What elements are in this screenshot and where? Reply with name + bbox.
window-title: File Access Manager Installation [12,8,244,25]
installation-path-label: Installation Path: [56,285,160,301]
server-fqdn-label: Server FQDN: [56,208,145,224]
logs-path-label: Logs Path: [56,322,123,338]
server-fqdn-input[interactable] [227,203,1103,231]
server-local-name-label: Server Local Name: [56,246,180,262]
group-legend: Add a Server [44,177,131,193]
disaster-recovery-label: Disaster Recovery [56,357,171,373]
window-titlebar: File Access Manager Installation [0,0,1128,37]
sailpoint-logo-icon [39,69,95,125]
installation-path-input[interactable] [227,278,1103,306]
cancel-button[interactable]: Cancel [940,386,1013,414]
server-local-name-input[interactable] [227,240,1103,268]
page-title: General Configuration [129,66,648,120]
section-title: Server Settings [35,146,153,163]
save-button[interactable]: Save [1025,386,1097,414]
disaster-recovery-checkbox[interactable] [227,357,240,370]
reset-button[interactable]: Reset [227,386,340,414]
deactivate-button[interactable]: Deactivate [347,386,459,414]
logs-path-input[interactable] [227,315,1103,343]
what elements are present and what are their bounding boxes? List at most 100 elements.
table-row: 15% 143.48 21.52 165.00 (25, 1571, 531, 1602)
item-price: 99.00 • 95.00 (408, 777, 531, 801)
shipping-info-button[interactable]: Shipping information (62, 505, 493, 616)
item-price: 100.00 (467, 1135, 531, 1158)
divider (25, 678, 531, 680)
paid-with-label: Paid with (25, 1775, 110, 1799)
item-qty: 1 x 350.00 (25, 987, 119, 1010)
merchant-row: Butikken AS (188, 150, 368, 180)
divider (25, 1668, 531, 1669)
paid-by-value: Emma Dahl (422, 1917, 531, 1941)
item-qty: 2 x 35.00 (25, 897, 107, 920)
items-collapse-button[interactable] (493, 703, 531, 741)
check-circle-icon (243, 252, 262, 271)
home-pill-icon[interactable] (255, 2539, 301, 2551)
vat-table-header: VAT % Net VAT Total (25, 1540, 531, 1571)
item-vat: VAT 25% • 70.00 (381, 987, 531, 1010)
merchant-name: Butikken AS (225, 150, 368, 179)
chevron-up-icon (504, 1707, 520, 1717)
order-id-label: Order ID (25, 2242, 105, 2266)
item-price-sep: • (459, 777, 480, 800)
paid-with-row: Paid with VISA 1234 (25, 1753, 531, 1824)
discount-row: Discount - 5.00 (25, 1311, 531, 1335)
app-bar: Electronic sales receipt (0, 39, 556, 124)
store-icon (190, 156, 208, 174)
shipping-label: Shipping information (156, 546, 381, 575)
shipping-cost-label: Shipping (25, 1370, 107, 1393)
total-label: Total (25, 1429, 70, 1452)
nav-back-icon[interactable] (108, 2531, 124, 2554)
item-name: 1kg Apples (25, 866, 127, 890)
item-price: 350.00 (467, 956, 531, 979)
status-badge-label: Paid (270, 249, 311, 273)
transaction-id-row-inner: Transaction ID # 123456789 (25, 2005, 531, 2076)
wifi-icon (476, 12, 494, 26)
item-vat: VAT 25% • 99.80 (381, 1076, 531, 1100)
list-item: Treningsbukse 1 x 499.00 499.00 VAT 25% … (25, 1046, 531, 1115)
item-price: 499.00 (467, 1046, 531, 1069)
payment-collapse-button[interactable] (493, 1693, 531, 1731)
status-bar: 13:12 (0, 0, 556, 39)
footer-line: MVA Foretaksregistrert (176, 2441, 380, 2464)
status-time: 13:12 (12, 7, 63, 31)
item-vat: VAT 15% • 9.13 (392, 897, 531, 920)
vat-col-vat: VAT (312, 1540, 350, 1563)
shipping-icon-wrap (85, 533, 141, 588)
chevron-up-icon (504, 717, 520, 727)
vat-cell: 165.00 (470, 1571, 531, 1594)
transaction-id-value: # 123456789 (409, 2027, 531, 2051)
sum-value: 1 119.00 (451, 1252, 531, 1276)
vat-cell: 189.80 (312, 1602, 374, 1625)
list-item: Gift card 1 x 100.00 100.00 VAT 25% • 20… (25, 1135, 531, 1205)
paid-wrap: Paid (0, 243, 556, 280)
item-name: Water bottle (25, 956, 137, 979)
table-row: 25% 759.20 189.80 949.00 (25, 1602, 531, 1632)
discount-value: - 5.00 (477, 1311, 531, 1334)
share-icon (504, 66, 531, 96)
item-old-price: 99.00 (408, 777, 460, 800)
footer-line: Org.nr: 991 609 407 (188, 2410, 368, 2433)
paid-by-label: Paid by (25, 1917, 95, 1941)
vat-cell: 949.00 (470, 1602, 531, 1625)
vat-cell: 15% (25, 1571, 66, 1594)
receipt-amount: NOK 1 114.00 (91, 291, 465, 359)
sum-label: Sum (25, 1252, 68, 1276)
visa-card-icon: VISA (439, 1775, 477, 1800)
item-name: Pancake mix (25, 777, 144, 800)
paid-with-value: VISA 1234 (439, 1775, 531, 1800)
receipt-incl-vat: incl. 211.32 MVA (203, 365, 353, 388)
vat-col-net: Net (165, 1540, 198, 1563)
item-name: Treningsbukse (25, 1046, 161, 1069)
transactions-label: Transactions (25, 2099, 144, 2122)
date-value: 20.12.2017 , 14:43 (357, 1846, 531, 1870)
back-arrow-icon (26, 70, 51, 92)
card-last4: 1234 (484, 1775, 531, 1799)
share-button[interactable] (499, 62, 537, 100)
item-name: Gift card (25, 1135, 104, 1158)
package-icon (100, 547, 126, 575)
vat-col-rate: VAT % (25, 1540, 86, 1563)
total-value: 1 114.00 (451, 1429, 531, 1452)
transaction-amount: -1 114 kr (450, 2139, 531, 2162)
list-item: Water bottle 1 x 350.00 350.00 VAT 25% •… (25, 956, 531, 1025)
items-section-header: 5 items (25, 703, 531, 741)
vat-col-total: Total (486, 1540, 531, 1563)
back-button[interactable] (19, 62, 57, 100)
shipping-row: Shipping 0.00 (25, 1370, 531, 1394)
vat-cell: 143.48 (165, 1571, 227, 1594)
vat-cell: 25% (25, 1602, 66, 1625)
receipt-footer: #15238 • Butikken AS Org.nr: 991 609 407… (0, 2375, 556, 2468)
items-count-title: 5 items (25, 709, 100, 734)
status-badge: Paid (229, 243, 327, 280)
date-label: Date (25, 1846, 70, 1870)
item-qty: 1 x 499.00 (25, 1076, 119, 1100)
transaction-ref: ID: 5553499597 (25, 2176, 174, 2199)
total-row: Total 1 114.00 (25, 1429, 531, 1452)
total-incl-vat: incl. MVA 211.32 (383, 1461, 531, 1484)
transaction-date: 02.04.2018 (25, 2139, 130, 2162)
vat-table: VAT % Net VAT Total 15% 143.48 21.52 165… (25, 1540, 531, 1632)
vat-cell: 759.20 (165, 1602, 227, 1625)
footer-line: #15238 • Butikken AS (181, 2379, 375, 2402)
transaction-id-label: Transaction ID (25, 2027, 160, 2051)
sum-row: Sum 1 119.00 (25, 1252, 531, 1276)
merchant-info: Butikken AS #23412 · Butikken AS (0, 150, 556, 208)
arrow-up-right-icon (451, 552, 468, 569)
◆ ◆ ◆ ◆
[Set problem] Please update the records above by swapping every "Server FQDN" for "Server Hostname", and give them back in full with everything else unchanged.

[Solution for this exercise]
What elements are in this screenshot and where? Reply with name + bbox.
window-title: File Access Manager Installation [12,8,244,25]
installation-path-label: Installation Path: [56,285,160,301]
server-fqdn-label: Server Hostname: [56,208,145,224]
logs-path-label: Logs Path: [56,322,123,338]
server-fqdn-input[interactable] [227,203,1103,231]
server-local-name-label: Server Local Name: [56,246,180,262]
group-legend: Add a Server [44,177,131,193]
disaster-recovery-label: Disaster Recovery [56,357,171,373]
window-titlebar: File Access Manager Installation [0,0,1128,37]
sailpoint-logo-icon [39,69,95,125]
installation-path-input[interactable] [227,278,1103,306]
cancel-button[interactable]: Cancel [940,386,1013,414]
server-local-name-input[interactable] [227,240,1103,268]
page-title: General Configuration [129,66,648,120]
section-title: Server Settings [35,146,153,163]
save-button[interactable]: Save [1025,386,1097,414]
disaster-recovery-checkbox[interactable] [227,357,240,370]
reset-button[interactable]: Reset [227,386,340,414]
deactivate-button[interactable]: Deactivate [347,386,459,414]
logs-path-input[interactable] [227,315,1103,343]
what elements are present and what are their bounding boxes? List at most 100 elements.
table-row: 15% 143.48 21.52 165.00 (25, 1571, 531, 1602)
item-price: 99.00 • 95.00 (408, 777, 531, 801)
shipping-info-button[interactable]: Shipping information (62, 505, 493, 616)
item-price: 100.00 (467, 1135, 531, 1158)
divider (25, 678, 531, 680)
paid-with-label: Paid with (25, 1775, 110, 1799)
item-qty: 1 x 350.00 (25, 987, 119, 1010)
merchant-row: Butikken AS (188, 150, 368, 180)
divider (25, 1668, 531, 1669)
paid-by-value: Emma Dahl (422, 1917, 531, 1941)
item-qty: 2 x 35.00 (25, 897, 107, 920)
items-collapse-button[interactable] (493, 703, 531, 741)
check-circle-icon (243, 252, 262, 271)
home-pill-icon[interactable] (255, 2539, 301, 2551)
vat-table-header: VAT % Net VAT Total (25, 1540, 531, 1571)
item-vat: VAT 25% • 70.00 (381, 987, 531, 1010)
merchant-name: Butikken AS (225, 150, 368, 179)
chevron-up-icon (504, 1707, 520, 1717)
order-id-label: Order ID (25, 2242, 105, 2266)
item-price-sep: • (459, 777, 480, 800)
paid-with-row: Paid with VISA 1234 (25, 1753, 531, 1824)
discount-row: Discount - 5.00 (25, 1311, 531, 1335)
app-bar: Electronic sales receipt (0, 39, 556, 124)
store-icon (190, 156, 208, 174)
shipping-label: Shipping information (156, 546, 381, 575)
shipping-cost-label: Shipping (25, 1370, 107, 1393)
total-label: Total (25, 1429, 70, 1452)
nav-back-icon[interactable] (108, 2531, 124, 2554)
item-name: 1kg Apples (25, 866, 127, 890)
item-price: 350.00 (467, 956, 531, 979)
status-badge-label: Paid (270, 249, 311, 273)
transaction-id-row-inner: Transaction ID # 123456789 (25, 2005, 531, 2076)
wifi-icon (476, 12, 494, 26)
item-vat: VAT 25% • 99.80 (381, 1076, 531, 1100)
list-item: Treningsbukse 1 x 499.00 499.00 VAT 25% … (25, 1046, 531, 1115)
item-price: 499.00 (467, 1046, 531, 1069)
payment-collapse-button[interactable] (493, 1693, 531, 1731)
status-bar: 13:12 (0, 0, 556, 39)
footer-line: MVA Foretaksregistrert (176, 2441, 380, 2464)
status-time: 13:12 (12, 7, 63, 31)
item-vat: VAT 15% • 9.13 (392, 897, 531, 920)
vat-col-vat: VAT (312, 1540, 350, 1563)
shipping-icon-wrap (85, 533, 141, 588)
chevron-up-icon (504, 717, 520, 727)
vat-cell: 165.00 (470, 1571, 531, 1594)
transaction-id-value: # 123456789 (409, 2027, 531, 2051)
sum-value: 1 119.00 (451, 1252, 531, 1276)
vat-cell: 189.80 (312, 1602, 374, 1625)
list-item: Gift card 1 x 100.00 100.00 VAT 25% • 20… (25, 1135, 531, 1205)
paid-wrap: Paid (0, 243, 556, 280)
item-name: Water bottle (25, 956, 137, 979)
table-row: 25% 759.20 189.80 949.00 (25, 1602, 531, 1632)
discount-value: - 5.00 (477, 1311, 531, 1334)
share-icon (504, 66, 531, 96)
item-old-price: 99.00 (408, 777, 460, 800)
footer-line: Org.nr: 991 609 407 (188, 2410, 368, 2433)
paid-by-label: Paid by (25, 1917, 95, 1941)
vat-cell: 949.00 (470, 1602, 531, 1625)
vat-cell: 15% (25, 1571, 66, 1594)
receipt-amount: NOK 1 114.00 (91, 291, 465, 359)
sum-label: Sum (25, 1252, 68, 1276)
visa-card-icon: VISA (439, 1775, 477, 1800)
item-name: Pancake mix (25, 777, 144, 800)
paid-with-value: VISA 1234 (439, 1775, 531, 1800)
receipt-incl-vat: incl. 211.32 MVA (203, 365, 353, 388)
vat-col-net: Net (165, 1540, 198, 1563)
item-name: Treningsbukse (25, 1046, 161, 1069)
transactions-label: Transactions (25, 2099, 144, 2122)
date-value: 20.12.2017 , 14:43 (357, 1846, 531, 1870)
back-arrow-icon (26, 70, 51, 92)
card-last4: 1234 (484, 1775, 531, 1799)
share-button[interactable] (499, 62, 537, 100)
item-name: Gift card (25, 1135, 104, 1158)
package-icon (100, 547, 126, 575)
vat-col-rate: VAT % (25, 1540, 86, 1563)
total-value: 1 114.00 (451, 1429, 531, 1452)
transaction-amount: -1 114 kr (450, 2139, 531, 2162)
list-item: Water bottle 1 x 350.00 350.00 VAT 25% •… (25, 956, 531, 1025)
items-section-header: 5 items (25, 703, 531, 741)
vat-col-total: Total (486, 1540, 531, 1563)
back-button[interactable] (19, 62, 57, 100)
shipping-row: Shipping 0.00 (25, 1370, 531, 1394)
vat-cell: 143.48 (165, 1571, 227, 1594)
vat-cell: 25% (25, 1602, 66, 1625)
receipt-footer: #15238 • Butikken AS Org.nr: 991 609 407… (0, 2375, 556, 2468)
items-count-title: 5 items (25, 709, 100, 734)
status-badge: Paid (229, 243, 327, 280)
date-label: Date (25, 1846, 70, 1870)
item-qty: 1 x 499.00 (25, 1076, 119, 1100)
transaction-ref: ID: 5553499597 (25, 2176, 174, 2199)
total-row: Total 1 114.00 (25, 1429, 531, 1452)
total-incl-vat: incl. MVA 211.32 (383, 1461, 531, 1484)
transaction-date: 02.04.2018 (25, 2139, 130, 2162)
vat-table: VAT % Net VAT Total 15% 143.48 21.52 165… (25, 1540, 531, 1632)
vat-cell: 759.20 (165, 1602, 227, 1625)
footer-line: #15238 • Butikken AS (181, 2379, 375, 2402)
transaction-id-label: Transaction ID (25, 2027, 160, 2051)
sum-row: Sum 1 119.00 (25, 1252, 531, 1276)
merchant-info: Butikken AS #23412 · Butikken AS (0, 150, 556, 208)
arrow-up-right-icon (451, 552, 468, 569)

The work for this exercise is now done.